-- begin Information given --
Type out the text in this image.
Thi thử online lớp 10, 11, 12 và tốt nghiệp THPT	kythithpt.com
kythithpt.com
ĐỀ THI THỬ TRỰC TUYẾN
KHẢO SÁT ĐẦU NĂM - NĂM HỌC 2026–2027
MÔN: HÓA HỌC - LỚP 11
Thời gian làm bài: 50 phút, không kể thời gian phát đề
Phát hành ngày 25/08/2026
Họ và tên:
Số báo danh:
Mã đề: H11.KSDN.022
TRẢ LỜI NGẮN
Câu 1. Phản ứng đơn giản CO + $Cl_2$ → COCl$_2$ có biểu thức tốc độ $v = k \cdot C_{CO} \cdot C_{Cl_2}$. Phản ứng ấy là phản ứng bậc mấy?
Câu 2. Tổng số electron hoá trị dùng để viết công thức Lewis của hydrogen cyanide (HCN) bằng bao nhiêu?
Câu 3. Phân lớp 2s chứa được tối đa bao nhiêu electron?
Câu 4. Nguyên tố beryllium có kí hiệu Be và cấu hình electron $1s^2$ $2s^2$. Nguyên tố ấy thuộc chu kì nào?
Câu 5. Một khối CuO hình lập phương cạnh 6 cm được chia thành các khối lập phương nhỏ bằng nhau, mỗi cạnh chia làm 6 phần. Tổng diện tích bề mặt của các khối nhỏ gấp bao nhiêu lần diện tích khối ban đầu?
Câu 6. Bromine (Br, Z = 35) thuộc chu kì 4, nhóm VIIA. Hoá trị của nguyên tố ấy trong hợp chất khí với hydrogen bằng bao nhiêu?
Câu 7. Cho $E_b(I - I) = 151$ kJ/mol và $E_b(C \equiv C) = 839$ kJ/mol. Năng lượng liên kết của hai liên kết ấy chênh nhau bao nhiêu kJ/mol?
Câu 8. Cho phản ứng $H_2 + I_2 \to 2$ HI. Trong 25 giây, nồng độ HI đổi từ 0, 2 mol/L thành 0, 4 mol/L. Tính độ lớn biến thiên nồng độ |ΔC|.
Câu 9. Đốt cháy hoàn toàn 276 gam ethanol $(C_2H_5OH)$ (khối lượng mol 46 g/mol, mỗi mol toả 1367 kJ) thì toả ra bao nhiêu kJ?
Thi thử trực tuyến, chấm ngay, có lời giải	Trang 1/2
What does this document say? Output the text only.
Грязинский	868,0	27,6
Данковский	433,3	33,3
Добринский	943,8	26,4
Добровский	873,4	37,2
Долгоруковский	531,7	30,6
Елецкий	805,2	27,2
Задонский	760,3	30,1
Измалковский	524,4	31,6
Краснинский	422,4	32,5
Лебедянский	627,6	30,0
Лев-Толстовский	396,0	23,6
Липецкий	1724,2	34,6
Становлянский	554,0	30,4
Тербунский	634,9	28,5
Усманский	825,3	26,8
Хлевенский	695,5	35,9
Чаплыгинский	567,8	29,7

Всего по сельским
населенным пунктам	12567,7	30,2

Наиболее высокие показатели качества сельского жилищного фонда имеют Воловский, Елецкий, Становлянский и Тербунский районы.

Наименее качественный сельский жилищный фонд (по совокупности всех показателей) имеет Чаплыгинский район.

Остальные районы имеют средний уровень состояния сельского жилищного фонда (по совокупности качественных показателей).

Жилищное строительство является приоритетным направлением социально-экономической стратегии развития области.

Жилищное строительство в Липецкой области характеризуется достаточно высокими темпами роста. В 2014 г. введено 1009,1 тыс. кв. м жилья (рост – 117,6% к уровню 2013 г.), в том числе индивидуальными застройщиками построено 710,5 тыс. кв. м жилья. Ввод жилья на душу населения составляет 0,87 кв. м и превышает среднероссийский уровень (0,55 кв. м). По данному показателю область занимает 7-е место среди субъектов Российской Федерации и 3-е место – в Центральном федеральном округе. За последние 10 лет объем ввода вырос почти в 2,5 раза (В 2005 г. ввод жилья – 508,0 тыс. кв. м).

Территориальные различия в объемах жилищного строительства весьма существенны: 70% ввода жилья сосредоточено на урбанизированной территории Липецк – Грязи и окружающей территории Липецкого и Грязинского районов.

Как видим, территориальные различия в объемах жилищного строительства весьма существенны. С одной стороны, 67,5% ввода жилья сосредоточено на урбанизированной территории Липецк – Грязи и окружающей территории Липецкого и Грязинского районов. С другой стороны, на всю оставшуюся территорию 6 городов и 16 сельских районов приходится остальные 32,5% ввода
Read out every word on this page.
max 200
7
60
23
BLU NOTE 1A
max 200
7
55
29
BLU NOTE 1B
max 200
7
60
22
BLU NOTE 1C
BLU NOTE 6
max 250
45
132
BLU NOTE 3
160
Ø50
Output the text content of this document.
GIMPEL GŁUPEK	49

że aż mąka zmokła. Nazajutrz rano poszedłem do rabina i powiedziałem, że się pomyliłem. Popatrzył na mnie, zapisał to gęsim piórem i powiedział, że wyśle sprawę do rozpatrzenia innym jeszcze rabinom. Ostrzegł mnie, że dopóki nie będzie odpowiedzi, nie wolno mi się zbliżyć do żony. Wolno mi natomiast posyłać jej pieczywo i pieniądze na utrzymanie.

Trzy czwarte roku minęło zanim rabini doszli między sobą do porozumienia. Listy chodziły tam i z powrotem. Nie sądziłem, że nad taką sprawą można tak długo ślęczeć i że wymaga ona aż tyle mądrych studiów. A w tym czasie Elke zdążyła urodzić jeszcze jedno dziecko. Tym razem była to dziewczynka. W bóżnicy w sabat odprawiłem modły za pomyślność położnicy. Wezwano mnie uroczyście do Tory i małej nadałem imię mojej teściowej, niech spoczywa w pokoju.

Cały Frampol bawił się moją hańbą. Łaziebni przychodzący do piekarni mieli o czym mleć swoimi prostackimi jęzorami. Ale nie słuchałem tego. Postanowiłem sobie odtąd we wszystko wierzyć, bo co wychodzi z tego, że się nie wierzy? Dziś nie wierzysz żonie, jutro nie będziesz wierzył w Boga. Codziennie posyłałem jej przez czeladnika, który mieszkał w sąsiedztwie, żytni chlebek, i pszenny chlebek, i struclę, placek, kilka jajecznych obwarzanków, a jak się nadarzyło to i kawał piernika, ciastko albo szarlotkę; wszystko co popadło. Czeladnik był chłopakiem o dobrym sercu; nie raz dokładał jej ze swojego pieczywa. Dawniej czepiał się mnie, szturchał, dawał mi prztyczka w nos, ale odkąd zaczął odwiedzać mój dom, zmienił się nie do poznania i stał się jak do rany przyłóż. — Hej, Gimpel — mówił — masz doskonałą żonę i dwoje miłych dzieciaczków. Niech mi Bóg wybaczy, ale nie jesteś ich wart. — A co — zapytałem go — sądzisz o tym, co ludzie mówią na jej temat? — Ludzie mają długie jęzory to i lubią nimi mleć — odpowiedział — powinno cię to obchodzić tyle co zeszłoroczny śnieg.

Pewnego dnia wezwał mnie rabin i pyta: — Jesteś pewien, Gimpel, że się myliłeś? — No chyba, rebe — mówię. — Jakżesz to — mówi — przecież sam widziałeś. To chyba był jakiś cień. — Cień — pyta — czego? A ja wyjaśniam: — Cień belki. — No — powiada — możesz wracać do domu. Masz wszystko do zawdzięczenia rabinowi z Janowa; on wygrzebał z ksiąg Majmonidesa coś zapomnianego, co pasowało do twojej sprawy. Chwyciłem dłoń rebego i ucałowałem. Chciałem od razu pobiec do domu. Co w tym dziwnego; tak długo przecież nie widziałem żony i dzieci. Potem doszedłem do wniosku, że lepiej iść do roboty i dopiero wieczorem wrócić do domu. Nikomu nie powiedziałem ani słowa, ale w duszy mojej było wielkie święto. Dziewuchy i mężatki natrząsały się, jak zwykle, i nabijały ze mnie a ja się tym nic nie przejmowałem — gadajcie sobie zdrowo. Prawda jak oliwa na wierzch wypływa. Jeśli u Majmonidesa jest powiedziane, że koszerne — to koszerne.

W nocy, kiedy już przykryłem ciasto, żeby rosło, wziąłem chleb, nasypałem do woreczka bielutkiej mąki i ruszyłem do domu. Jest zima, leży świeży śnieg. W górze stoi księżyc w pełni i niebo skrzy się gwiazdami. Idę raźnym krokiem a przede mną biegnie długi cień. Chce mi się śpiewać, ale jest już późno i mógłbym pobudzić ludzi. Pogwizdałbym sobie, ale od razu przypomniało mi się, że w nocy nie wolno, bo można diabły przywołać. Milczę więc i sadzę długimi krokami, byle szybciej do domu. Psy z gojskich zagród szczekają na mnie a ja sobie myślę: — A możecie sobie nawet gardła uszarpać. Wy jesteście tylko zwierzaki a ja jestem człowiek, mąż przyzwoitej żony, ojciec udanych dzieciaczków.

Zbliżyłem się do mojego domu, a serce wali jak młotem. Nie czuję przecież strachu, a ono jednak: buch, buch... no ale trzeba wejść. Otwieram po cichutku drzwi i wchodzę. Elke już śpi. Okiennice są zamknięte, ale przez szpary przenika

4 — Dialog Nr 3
-- end Information given --
_Exercise details:_ State how many lines of the listing above hold the word "thức", with nothing but the number.

_Reply:_ 2